- Work instructions: Reproduce all of the data word for word.

Dataset entries
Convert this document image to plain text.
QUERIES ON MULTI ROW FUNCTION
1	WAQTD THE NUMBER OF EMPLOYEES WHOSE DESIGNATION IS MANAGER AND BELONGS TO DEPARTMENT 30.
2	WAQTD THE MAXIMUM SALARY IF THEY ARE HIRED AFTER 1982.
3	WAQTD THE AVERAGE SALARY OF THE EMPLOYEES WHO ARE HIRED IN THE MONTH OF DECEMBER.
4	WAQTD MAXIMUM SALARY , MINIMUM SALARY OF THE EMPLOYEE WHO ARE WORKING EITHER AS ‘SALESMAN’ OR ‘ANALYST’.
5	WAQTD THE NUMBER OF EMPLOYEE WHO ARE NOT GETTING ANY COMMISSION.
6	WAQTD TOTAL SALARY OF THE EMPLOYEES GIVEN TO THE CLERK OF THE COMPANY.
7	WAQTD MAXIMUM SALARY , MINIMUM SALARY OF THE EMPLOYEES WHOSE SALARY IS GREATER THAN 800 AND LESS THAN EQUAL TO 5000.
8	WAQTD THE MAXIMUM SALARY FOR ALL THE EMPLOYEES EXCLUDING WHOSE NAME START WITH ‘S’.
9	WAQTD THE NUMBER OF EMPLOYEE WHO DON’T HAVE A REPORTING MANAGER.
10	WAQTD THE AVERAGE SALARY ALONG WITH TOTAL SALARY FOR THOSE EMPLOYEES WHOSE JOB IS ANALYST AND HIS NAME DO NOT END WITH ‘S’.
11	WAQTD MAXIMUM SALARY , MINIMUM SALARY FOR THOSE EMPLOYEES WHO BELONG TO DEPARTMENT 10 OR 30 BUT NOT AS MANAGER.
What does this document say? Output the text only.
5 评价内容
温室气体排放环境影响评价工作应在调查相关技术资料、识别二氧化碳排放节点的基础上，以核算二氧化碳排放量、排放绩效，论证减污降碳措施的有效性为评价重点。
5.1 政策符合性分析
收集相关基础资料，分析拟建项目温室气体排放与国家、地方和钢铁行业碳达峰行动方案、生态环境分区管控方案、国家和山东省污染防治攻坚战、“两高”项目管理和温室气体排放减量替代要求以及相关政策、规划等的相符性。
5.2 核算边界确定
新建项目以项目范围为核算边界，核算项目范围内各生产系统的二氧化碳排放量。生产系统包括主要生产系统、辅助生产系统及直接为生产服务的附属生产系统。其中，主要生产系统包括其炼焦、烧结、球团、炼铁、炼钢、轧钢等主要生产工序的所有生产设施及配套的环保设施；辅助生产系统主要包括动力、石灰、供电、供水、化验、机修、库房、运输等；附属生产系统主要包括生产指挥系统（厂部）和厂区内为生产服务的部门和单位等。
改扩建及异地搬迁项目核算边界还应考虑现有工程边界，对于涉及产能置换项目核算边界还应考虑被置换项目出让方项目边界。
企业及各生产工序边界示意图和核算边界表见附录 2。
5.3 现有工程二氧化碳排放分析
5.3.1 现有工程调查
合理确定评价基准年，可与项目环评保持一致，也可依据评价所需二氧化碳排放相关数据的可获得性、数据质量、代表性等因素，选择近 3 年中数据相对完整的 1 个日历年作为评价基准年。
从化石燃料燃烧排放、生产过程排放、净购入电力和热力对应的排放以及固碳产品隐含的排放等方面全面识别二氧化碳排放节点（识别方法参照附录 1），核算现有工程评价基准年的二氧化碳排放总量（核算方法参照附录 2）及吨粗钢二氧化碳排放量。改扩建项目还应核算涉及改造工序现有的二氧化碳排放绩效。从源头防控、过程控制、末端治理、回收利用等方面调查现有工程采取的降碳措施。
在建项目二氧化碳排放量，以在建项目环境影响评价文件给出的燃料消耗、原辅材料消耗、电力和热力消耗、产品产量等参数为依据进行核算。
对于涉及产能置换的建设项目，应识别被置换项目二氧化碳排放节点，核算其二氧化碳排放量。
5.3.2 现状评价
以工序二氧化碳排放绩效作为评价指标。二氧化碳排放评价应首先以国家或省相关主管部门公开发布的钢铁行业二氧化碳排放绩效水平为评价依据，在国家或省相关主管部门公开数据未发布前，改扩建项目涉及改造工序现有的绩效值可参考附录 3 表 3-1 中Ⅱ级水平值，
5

- Result for this task:
Convert this document image to plain text.
QUERIES ON MULTI ROW FUNCTION
1	WAQTD THE NUMBER OF EMPLOYEES WHOSE DESIGNATION IS MANAGER AND BELONGS TO DEPARTMENT 30.
2	WAQTD THE MAXIMUM SALARY IF THEY ARE HIRED AFTER 1982.
3	WAQTD THE AVERAGE SALARY OF THE EMPLOYEES WHO ARE HIRED IN THE MONTH OF DECEMBER.
4	WAQTD MAXIMUM SALARY , MINIMUM SALARY OF THE EMPLOYEE WHO ARE WORKING EITHER AS ‘SALESMAN’ OR ‘ANALYST’.
5	WAQTD THE NUMBER OF EMPLOYEE WHO ARE NOT GETTING ANY COMMISSION.
6	WAQTD TOTAL SALARY OF THE EMPLOYEES GIVEN TO THE CLERK OF THE COMPANY.
7	WAQTD MAXIMUM SALARY , MINIMUM SALARY OF THE EMPLOYEES WHOSE SALARY IS GREATER THAN 800 AND LESS THAN EQUAL TO 5000.
8	WAQTD THE MAXIMUM SALARY FOR ALL THE EMPLOYEES EXCLUDING WHOSE NAME START WITH ‘S’.
9	WAQTD THE NUMBER OF EMPLOYEE WHO DON’T HAVE A REPORTING MANAGER.
10	WAQTD THE AVERAGE SALARY ALONG WITH TOTAL SALARY FOR THOSE EMPLOYEES WHOSE JOB IS ANALYST AND HIS NAME DO NOT END WITH ‘S’.
11	WAQTD MAXIMUM SALARY , MINIMUM SALARY FOR THOSE EMPLOYEES WHO BELONG TO DEPARTMENT 10 OR 30 BUT NOT AS MANAGER.
What does this document say? Output the text only.
5 评价内容
温室气体排放环境影响评价工作应在调查相关技术资料、识别二氧化碳排放节点的基础上，以核算二氧化碳排放量、排放绩效，论证减污降碳措施的有效性为评价重点。
5.1 政策符合性分析
收集相关基础资料，分析拟建项目温室气体排放与国家、地方和钢铁行业碳达峰行动方案、生态环境分区管控方案、国家和山东省污染防治攻坚战、“两高”项目管理和温室气体排放减量替代要求以及相关政策、规划等的相符性。
5.2 核算边界确定
新建项目以项目范围为核算边界，核算项目范围内各生产系统的二氧化碳排放量。生产系统包括主要生产系统、辅助生产系统及直接为生产服务的附属生产系统。其中，主要生产系统包括其炼焦、烧结、球团、炼铁、炼钢、轧钢等主要生产工序的所有生产设施及配套的环保设施；辅助生产系统主要包括动力、石灰、供电、供水、化验、机修、库房、运输等；附属生产系统主要包括生产指挥系统（厂部）和厂区内为生产服务的部门和单位等。
改扩建及异地搬迁项目核算边界还应考虑现有工程边界，对于涉及产能置换项目核算边界还应考虑被置换项目出让方项目边界。
企业及各生产工序边界示意图和核算边界表见附录 2。
5.3 现有工程二氧化碳排放分析
5.3.1 现有工程调查
合理确定评价基准年，可与项目环评保持一致，也可依据评价所需二氧化碳排放相关数据的可获得性、数据质量、代表性等因素，选择近 3 年中数据相对完整的 1 个日历年作为评价基准年。
从化石燃料燃烧排放、生产过程排放、净购入电力和热力对应的排放以及固碳产品隐含的排放等方面全面识别二氧化碳排放节点（识别方法参照附录 1），核算现有工程评价基准年的二氧化碳排放总量（核算方法参照附录 2）及吨粗钢二氧化碳排放量。改扩建项目还应核算涉及改造工序现有的二氧化碳排放绩效。从源头防控、过程控制、末端治理、回收利用等方面调查现有工程采取的降碳措施。
在建项目二氧化碳排放量，以在建项目环境影响评价文件给出的燃料消耗、原辅材料消耗、电力和热力消耗、产品产量等参数为依据进行核算。
对于涉及产能置换的建设项目，应识别被置换项目二氧化碳排放节点，核算其二氧化碳排放量。
5.3.2 现状评价
以工序二氧化碳排放绩效作为评价指标。二氧化碳排放评价应首先以国家或省相关主管部门公开发布的钢铁行业二氧化碳排放绩效水平为评价依据，在国家或省相关主管部门公开数据未发布前，改扩建项目涉及改造工序现有的绩效值可参考附录 3 表 3-1 中Ⅱ级水平值，
5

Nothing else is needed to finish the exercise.